==== Supplied information ====

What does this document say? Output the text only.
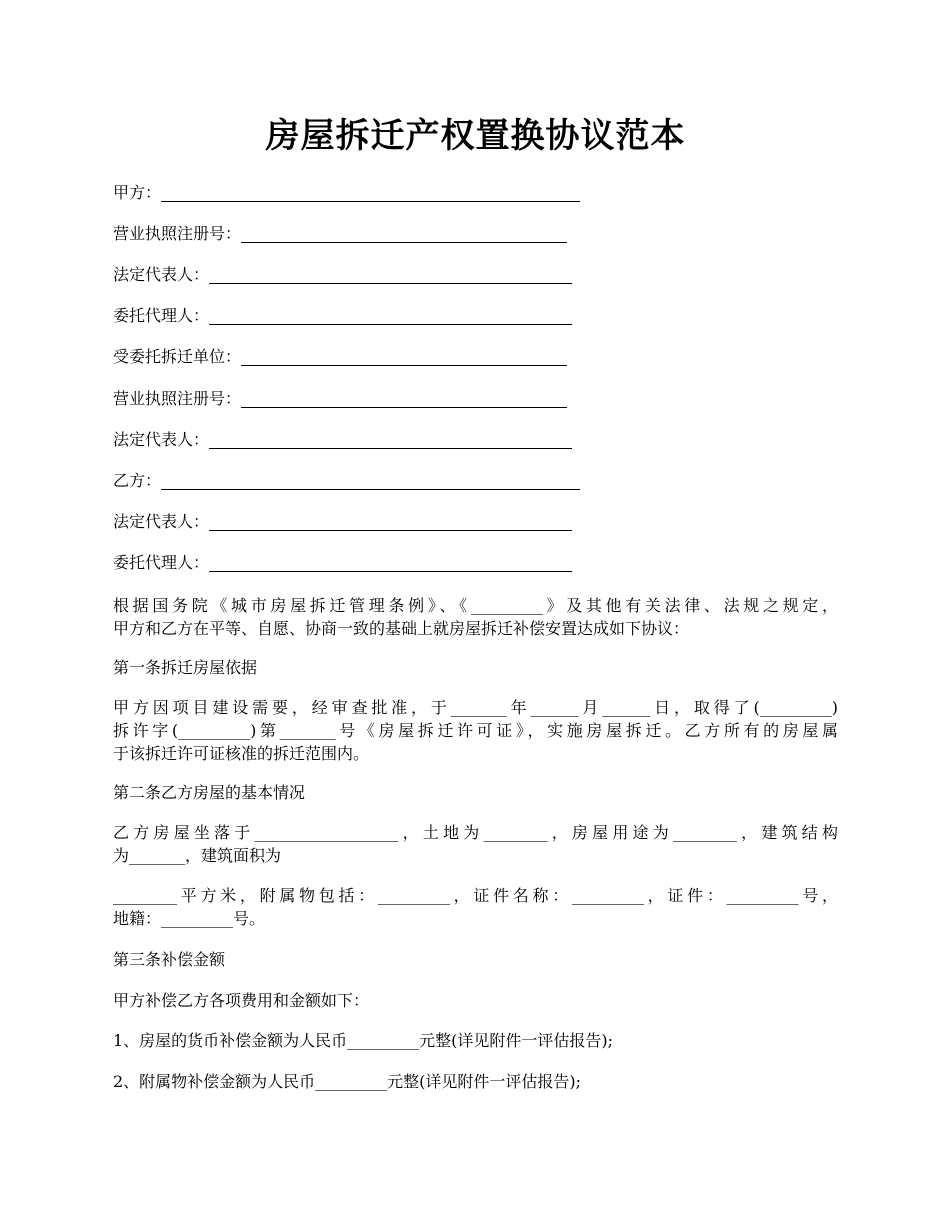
房屋拆迁产权置换协议范本
甲方：
营业执照注册号：
法定代表人：
委托代理人：
受委托拆迁单位：
营业执照注册号：
法定代表人：
乙方：
法定代表人：
委托代理人：
根据国务院《城市房屋拆迁管理条例》、《_________》及其他有关法律、法规之规定，
甲方和乙方在平等、自愿、协商一致的基础上就房屋拆迁补偿安置达成如下协议：
第一条拆迁房屋依据
甲方因项目建设需要，经审查批准，于_______年______月______日，取得了(_________)
拆许字(_________)第_______号《房屋拆迁许可证》，实施房屋拆迁。乙方所有的房屋属
于该拆迁许可证核准的拆迁范围内。
第二条乙方房屋的基本情况
乙方房屋坐落于__________________，土地为________，房屋用途为________，建筑结构
为_______，建筑面积为
________平方米，附属物包括：_________，证件名称：_________，证件：_________号，
地籍：_________号。
第三条补偿金额
甲方补偿乙方各项费用和金额如下：
1、房屋的货币补偿金额为人民币_________元整(详见附件一评估报告);
2、附属物补偿金额为人民币_________元整(详见附件一评估报告);
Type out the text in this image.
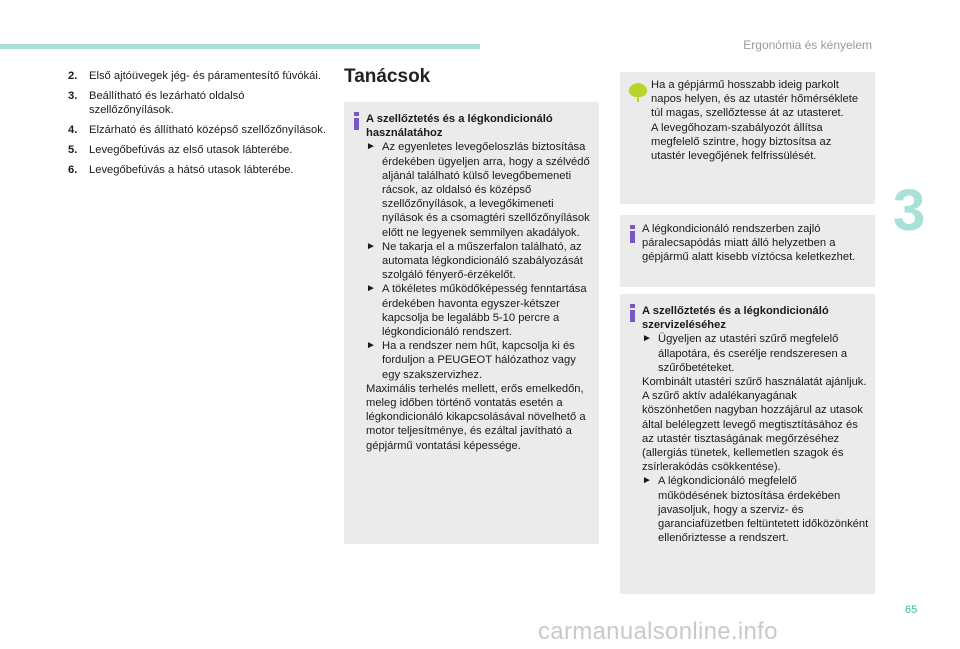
Ergonómia és kényelem
3
2.	Első ajtóüvegek jég- és páramentesítő fúvókái.
3.	Beállítható és lezárható oldalsó szellőzőnyílások.
4.	Elzárható és állítható középső szellőzőnyílások.
5.	Levegőbefúvás az első utasok lábterébe.
6.	Levegőbefúvás a hátsó utasok lábterébe.
Tanácsok
A szellőztetés és a légkondicionáló használatához
► Az egyenletes levegőeloszlás biztosítása érdekében ügyeljen arra, hogy a szélvédő aljánál található külső levegőbemeneti rácsok, az oldalsó és középső szellőzőnyílások, a levegőkimeneti nyílások és a csomagtéri szellőzőnyílások előtt ne legyenek semmilyen akadályok.
► Ne takarja el a műszerfalon található, az automata légkondicionáló szabályozását szolgáló fényerő-érzékelőt.
► A tökéletes működőképesség fenntartása érdekében havonta egyszer-kétszer kapcsolja be legalább 5-10 percre a légkondicionáló rendszert.
► Ha a rendszer nem hűt, kapcsolja ki és forduljon a PEUGEOT hálózathoz vagy egy szakszervizhez.
Maximális terhelés mellett, erős emelkedőn, meleg időben történő vontatás esetén a légkondicionáló kikapcsolásával növelhető a motor teljesítménye, és ezáltal javítható a gépjármű vontatási képessége.
Ha a gépjármű hosszabb ideig parkolt napos helyen, és az utastér hőmérséklete túl magas, szellőztesse át az utasteret.
A levegőhozam-szabályozót állítsa megfelelő szintre, hogy biztosítsa az utastér levegőjének felfrissülését.
A légkondicionáló rendszerben zajló páralecsapódás miatt álló helyzetben a gépjármű alatt kisebb víztócsa keletkezhet.
A szellőztetés és a légkondicionáló szervizeléséhez
► Ügyeljen az utastéri szűrő megfelelő állapotára, és cserélje rendszeresen a szűrőbetéteket.
Kombinált utastéri szűrő használatát ajánljuk. A szűrő aktív adalékanyagának köszönhetően nagyban hozzájárul az utasok által belélegzett levegő megtisztításához és az utastér tisztaságának megőrzéséhez (allergiás tünetek, kellemetlen szagok és zsírlerakódás csökkentése).
► A légkondicionáló megfelelő működésének biztosítása érdekében javasoljuk, hogy a szerviz- és garanciafüzetben feltüntetett időközönként ellenőriztesse a rendszert.
65
carmanualsonline.info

====

Written request:
Copy all the lines of data exactly as they appear, dropping any images.

Correct answer:
What does this document say? Output the text only.
房屋拆迁产权置换协议范本
甲方：
营业执照注册号：
法定代表人：
委托代理人：
受委托拆迁单位：
营业执照注册号：
法定代表人：
乙方：
法定代表人：
委托代理人：
根据国务院《城市房屋拆迁管理条例》、《_________》及其他有关法律、法规之规定，
甲方和乙方在平等、自愿、协商一致的基础上就房屋拆迁补偿安置达成如下协议：
第一条拆迁房屋依据
甲方因项目建设需要，经审查批准，于_______年______月______日，取得了(_________)
拆许字(_________)第_______号《房屋拆迁许可证》，实施房屋拆迁。乙方所有的房屋属
于该拆迁许可证核准的拆迁范围内。
第二条乙方房屋的基本情况
乙方房屋坐落于__________________，土地为________，房屋用途为________，建筑结构
为_______，建筑面积为
________平方米，附属物包括：_________，证件名称：_________，证件：_________号，
地籍：_________号。
第三条补偿金额
甲方补偿乙方各项费用和金额如下：
1、房屋的货币补偿金额为人民币_________元整(详见附件一评估报告);
2、附属物补偿金额为人民币_________元整(详见附件一评估报告);
Type out the text in this image.
Ergonómia és kényelem
3
2.	Első ajtóüvegek jég- és páramentesítő fúvókái.
3.	Beállítható és lezárható oldalsó szellőzőnyílások.
4.	Elzárható és állítható középső szellőzőnyílások.
5.	Levegőbefúvás az első utasok lábterébe.
6.	Levegőbefúvás a hátsó utasok lábterébe.
Tanácsok
A szellőztetés és a légkondicionáló használatához
► Az egyenletes levegőeloszlás biztosítása érdekében ügyeljen arra, hogy a szélvédő aljánál található külső levegőbemeneti rácsok, az oldalsó és középső szellőzőnyílások, a levegőkimeneti nyílások és a csomagtéri szellőzőnyílások előtt ne legyenek semmilyen akadályok.
► Ne takarja el a műszerfalon található, az automata légkondicionáló szabályozását szolgáló fényerő-érzékelőt.
► A tökéletes működőképesség fenntartása érdekében havonta egyszer-kétszer kapcsolja be legalább 5-10 percre a légkondicionáló rendszert.
► Ha a rendszer nem hűt, kapcsolja ki és forduljon a PEUGEOT hálózathoz vagy egy szakszervizhez.
Maximális terhelés mellett, erős emelkedőn, meleg időben történő vontatás esetén a légkondicionáló kikapcsolásával növelhető a motor teljesítménye, és ezáltal javítható a gépjármű vontatási képessége.
Ha a gépjármű hosszabb ideig parkolt napos helyen, és az utastér hőmérséklete túl magas, szellőztesse át az utasteret.
A levegőhozam-szabályozót állítsa megfelelő szintre, hogy biztosítsa az utastér levegőjének felfrissülését.
A légkondicionáló rendszerben zajló páralecsapódás miatt álló helyzetben a gépjármű alatt kisebb víztócsa keletkezhet.
A szellőztetés és a légkondicionáló szervizeléséhez
► Ügyeljen az utastéri szűrő megfelelő állapotára, és cserélje rendszeresen a szűrőbetéteket.
Kombinált utastéri szűrő használatát ajánljuk. A szűrő aktív adalékanyagának köszönhetően nagyban hozzájárul az utasok által belélegzett levegő megtisztításához és az utastér tisztaságának megőrzéséhez (allergiás tünetek, kellemetlen szagok és zsírlerakódás csökkentése).
► A légkondicionáló megfelelő működésének biztosítása érdekében javasoljuk, hogy a szerviz- és garanciafüzetben feltüntetett időközönként ellenőriztesse a rendszert.
65
carmanualsonline.info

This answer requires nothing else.